### Exercise goal:
Below is a set of records. Repeat all of them exactly.

# START OF Provided information

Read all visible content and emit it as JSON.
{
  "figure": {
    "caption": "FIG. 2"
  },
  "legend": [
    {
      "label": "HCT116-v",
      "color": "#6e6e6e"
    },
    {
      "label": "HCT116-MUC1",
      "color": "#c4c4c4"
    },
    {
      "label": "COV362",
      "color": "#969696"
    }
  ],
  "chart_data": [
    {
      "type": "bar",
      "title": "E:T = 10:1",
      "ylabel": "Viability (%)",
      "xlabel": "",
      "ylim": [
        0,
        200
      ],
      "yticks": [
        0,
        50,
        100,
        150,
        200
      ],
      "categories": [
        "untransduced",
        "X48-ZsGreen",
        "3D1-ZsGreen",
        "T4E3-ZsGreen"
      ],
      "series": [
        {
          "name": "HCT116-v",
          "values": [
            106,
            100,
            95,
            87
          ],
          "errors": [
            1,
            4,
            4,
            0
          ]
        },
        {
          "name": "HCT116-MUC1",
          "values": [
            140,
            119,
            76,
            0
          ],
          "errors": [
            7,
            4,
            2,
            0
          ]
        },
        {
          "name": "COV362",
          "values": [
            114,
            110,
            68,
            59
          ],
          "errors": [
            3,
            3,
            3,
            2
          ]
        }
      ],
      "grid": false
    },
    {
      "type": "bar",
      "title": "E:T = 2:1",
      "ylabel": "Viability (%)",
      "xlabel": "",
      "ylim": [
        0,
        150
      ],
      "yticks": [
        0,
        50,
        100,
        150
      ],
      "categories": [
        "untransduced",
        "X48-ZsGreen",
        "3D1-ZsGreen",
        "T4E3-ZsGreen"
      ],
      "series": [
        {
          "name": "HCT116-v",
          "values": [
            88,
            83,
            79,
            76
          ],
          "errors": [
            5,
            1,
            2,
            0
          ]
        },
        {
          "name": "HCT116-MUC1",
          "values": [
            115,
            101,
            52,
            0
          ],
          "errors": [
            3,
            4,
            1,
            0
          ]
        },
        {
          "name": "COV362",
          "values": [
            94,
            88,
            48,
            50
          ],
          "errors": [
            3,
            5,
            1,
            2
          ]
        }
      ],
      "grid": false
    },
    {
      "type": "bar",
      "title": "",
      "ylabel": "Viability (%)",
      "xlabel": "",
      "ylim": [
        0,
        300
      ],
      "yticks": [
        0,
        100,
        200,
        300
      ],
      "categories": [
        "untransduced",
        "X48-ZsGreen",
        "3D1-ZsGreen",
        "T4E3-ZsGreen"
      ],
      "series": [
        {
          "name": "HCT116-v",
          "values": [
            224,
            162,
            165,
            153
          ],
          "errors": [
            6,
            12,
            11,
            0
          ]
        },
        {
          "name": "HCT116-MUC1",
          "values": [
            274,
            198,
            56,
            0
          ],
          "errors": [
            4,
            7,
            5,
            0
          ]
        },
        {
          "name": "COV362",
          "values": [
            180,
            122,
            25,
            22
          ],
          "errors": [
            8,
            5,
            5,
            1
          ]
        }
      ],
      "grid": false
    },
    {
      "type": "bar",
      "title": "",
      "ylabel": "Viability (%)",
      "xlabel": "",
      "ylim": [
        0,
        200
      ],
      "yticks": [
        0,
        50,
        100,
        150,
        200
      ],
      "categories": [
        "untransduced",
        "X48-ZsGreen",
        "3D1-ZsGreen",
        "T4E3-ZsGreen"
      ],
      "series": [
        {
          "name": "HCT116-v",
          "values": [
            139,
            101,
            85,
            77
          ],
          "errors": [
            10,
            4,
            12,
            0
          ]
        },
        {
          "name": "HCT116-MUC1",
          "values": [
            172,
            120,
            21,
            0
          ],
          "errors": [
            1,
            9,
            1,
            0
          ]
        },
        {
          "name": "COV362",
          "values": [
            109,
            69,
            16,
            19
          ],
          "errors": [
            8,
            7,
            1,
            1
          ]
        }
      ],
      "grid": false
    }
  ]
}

# END OF Provided information

### Finished exercise:
Read all visible content and emit it as JSON.
{
  "figure": {
    "caption": "FIG. 2"
  },
  "legend": [
    {
      "label": "HCT116-v",
      "color": "#6e6e6e"
    },
    {
      "label": "HCT116-MUC1",
      "color": "#c4c4c4"
    },
    {
      "label": "COV362",
      "color": "#969696"
    }
  ],
  "chart_data": [
    {
      "type": "bar",
      "title": "E:T = 10:1",
      "ylabel": "Viability (%)",
      "xlabel": "",
      "ylim": [
        0,
        200
      ],
      "yticks": [
        0,
        50,
        100,
        150,
        200
      ],
      "categories": [
        "untransduced",
        "X48-ZsGreen",
        "3D1-ZsGreen",
        "T4E3-ZsGreen"
      ],
      "series": [
        {
          "name": "HCT116-v",
          "values": [
            106,
            100,
            95,
            87
          ],
          "errors": [
            1,
            4,
            4,
            0
          ]
        },
        {
          "name": "HCT116-MUC1",
          "values": [
            140,
            119,
            76,
            0
          ],
          "errors": [
            7,
            4,
            2,
            0
          ]
        },
        {
          "name": "COV362",
          "values": [
            114,
            110,
            68,
            59
          ],
          "errors": [
            3,
            3,
            3,
            2
          ]
        }
      ],
      "grid": false
    },
    {
      "type": "bar",
      "title": "E:T = 2:1",
      "ylabel": "Viability (%)",
      "xlabel": "",
      "ylim": [
        0,
        150
      ],
      "yticks": [
        0,
        50,
        100,
        150
      ],
      "categories": [
        "untransduced",
        "X48-ZsGreen",
        "3D1-ZsGreen",
        "T4E3-ZsGreen"
      ],
      "series": [
        {
          "name": "HCT116-v",
          "values": [
            88,
            83,
            79,
            76
          ],
          "errors": [
            5,
            1,
            2,
            0
          ]
        },
        {
          "name": "HCT116-MUC1",
          "values": [
            115,
            101,
            52,
            0
          ],
          "errors": [
            3,
            4,
            1,
            0
          ]
        },
        {
          "name": "COV362",
          "values": [
            94,
            88,
            48,
            50
          ],
          "errors": [
            3,
            5,
            1,
            2
          ]
        }
      ],
      "grid": false
    },
    {
      "type": "bar",
      "title": "",
      "ylabel": "Viability (%)",
      "xlabel": "",
      "ylim": [
        0,
        300
      ],
      "yticks": [
        0,
        100,
        200,
        300
      ],
      "categories": [
        "untransduced",
        "X48-ZsGreen",
        "3D1-ZsGreen",
        "T4E3-ZsGreen"
      ],
      "series": [
        {
          "name": "HCT116-v",
          "values": [
            224,
            162,
            165,
            153
          ],
          "errors": [
            6,
            12,
            11,
            0
          ]
        },
        {
          "name": "HCT116-MUC1",
          "values": [
            274,
            198,
            56,
            0
          ],
          "errors": [
            4,
            7,
            5,
            0
          ]
        },
        {
          "name": "COV362",
          "values": [
            180,
            122,
            25,
            22
          ],
          "errors": [
            8,
            5,
            5,
            1
          ]
        }
      ],
      "grid": false
    },
    {
      "type": "bar",
      "title": "",
      "ylabel": "Viability (%)",
      "xlabel": "",
      "ylim": [
        0,
        200
      ],
      "yticks": [
        0,
        50,
        100,
        150,
        200
      ],
      "categories": [
        "untransduced",
        "X48-ZsGreen",
        "3D1-ZsGreen",
        "T4E3-ZsGreen"
      ],
      "series": [
        {
          "name": "HCT116-v",
          "values": [
            139,
            101,
            85,
            77
          ],
          "errors": [
            10,
            4,
            12,
            0
          ]
        },
        {
          "name": "HCT116-MUC1",
          "values": [
            172,
            120,
            21,
            0
          ],
          "errors": [
            1,
            9,
            1,
            0
          ]
        },
        {
          "name": "COV362",
          "values": [
            109,
            69,
            16,
            19
          ],
          "errors": [
            8,
            7,
            1,
            1
          ]
        }
      ],
      "grid": false
    }
  ]
}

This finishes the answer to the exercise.